#### Exercise task:
Copy out the lines that include the word "заменить".

Recorded data
********
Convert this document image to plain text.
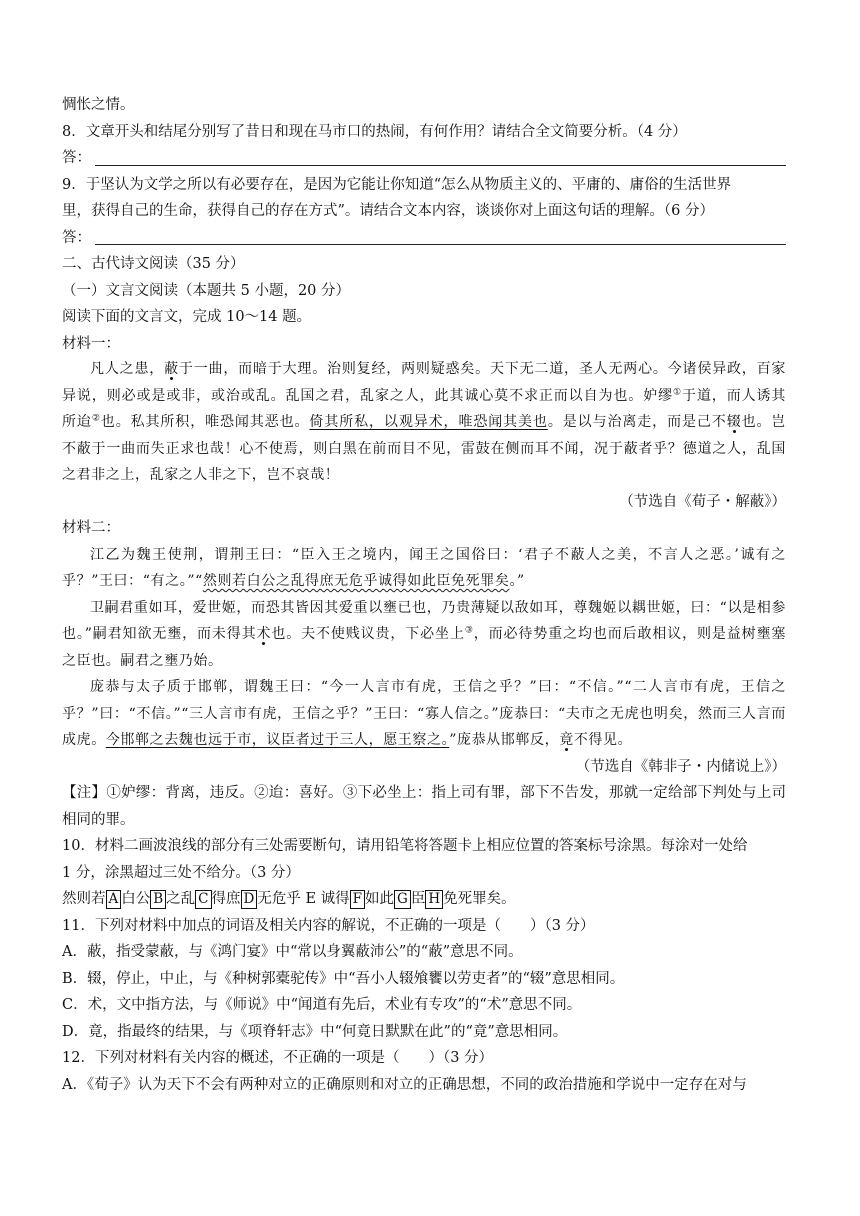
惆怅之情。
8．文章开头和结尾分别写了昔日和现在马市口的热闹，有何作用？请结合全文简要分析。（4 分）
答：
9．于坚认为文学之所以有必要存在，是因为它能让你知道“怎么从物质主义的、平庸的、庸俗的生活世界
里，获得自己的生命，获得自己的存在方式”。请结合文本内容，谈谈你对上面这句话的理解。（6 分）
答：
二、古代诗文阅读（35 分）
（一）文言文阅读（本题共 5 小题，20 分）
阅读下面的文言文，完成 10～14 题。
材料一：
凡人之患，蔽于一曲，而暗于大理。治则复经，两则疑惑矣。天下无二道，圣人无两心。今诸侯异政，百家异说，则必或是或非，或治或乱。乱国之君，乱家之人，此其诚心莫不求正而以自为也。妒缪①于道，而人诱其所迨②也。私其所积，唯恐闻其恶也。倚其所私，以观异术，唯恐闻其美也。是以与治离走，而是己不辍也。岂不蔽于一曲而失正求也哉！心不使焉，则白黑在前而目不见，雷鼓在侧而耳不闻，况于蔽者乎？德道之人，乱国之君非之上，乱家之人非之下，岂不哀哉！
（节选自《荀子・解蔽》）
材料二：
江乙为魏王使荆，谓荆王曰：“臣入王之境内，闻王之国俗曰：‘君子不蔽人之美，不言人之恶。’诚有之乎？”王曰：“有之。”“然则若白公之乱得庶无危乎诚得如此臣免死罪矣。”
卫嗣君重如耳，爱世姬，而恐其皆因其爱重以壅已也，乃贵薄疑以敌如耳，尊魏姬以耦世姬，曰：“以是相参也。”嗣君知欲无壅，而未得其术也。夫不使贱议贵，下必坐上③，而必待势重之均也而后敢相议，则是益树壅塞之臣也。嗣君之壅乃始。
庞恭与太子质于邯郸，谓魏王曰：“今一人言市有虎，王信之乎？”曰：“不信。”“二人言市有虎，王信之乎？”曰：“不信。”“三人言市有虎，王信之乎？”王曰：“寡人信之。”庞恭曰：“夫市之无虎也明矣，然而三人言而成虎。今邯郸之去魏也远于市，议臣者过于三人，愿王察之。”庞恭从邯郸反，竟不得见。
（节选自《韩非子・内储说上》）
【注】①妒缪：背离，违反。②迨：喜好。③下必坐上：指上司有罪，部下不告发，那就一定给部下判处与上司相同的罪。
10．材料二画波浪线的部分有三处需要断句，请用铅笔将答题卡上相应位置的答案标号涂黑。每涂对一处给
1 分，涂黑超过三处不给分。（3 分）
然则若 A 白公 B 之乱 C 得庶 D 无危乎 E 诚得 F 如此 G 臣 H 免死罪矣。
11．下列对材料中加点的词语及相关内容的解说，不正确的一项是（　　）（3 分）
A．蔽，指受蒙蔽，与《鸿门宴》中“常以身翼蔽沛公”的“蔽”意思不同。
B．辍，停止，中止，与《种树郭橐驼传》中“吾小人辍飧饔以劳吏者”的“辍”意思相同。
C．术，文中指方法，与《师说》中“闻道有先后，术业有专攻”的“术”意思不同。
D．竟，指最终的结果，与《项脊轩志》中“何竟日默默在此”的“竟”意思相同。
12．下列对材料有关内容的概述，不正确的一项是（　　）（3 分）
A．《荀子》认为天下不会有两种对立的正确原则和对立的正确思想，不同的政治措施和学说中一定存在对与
********
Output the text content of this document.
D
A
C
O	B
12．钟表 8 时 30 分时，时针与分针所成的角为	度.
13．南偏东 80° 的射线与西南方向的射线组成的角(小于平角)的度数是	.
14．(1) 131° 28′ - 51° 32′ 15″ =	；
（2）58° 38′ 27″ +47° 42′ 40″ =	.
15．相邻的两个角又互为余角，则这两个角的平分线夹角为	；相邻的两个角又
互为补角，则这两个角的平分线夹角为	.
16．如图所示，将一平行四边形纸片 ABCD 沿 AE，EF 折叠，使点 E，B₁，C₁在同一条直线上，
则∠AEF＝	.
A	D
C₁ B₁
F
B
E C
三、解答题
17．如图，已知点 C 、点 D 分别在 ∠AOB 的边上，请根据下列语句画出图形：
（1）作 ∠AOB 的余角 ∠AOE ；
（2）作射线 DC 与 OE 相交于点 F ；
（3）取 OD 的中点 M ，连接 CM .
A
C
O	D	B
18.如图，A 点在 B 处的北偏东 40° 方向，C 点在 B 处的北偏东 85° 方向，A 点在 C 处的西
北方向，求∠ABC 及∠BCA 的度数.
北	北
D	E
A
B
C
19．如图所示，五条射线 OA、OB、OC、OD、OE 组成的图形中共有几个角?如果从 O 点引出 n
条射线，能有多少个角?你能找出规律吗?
********
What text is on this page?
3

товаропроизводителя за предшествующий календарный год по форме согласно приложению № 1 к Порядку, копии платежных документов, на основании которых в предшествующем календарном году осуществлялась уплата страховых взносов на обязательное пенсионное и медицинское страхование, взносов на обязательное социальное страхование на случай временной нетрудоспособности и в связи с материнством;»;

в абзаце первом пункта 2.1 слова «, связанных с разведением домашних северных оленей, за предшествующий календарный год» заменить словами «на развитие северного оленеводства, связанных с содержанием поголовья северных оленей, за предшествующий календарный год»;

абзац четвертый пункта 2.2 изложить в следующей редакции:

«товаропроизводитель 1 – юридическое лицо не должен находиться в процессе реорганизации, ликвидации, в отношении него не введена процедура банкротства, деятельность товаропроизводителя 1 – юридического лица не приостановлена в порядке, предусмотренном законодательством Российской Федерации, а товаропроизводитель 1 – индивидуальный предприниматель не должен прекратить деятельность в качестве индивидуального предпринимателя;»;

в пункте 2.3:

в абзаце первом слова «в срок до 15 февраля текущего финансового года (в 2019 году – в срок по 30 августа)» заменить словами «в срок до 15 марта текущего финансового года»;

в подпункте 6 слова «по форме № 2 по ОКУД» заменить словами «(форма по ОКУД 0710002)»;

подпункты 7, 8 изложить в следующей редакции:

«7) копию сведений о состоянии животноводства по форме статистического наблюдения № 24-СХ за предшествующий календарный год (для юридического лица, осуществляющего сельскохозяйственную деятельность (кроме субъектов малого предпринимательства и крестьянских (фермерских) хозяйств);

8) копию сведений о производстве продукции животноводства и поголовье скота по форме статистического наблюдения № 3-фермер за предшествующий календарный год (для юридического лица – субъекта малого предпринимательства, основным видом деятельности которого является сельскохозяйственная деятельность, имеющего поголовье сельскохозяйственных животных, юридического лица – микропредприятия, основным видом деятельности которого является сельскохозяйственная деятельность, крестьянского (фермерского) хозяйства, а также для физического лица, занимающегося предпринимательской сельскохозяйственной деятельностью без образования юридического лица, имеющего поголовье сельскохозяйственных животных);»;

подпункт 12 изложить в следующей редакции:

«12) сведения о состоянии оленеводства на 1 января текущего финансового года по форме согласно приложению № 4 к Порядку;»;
********
#### Final result:
в абзаце первом пункта 2.1 слова «, связанных с разведением домашних северных оленей, за предшествующий календарный год» заменить словами «на развитие северного оленеводства, связанных с содержанием поголовья северных оленей, за предшествующий календарный год»;
в абзаце первом слова «в срок до 15 февраля текущего финансового года (в 2019 году – в срок по 30 августа)» заменить словами «в срок до 15 марта текущего финансового года»;
в подпункте 6 слова «по форме № 2 по ОКУД» заменить словами «(форма по ОКУД 0710002)»;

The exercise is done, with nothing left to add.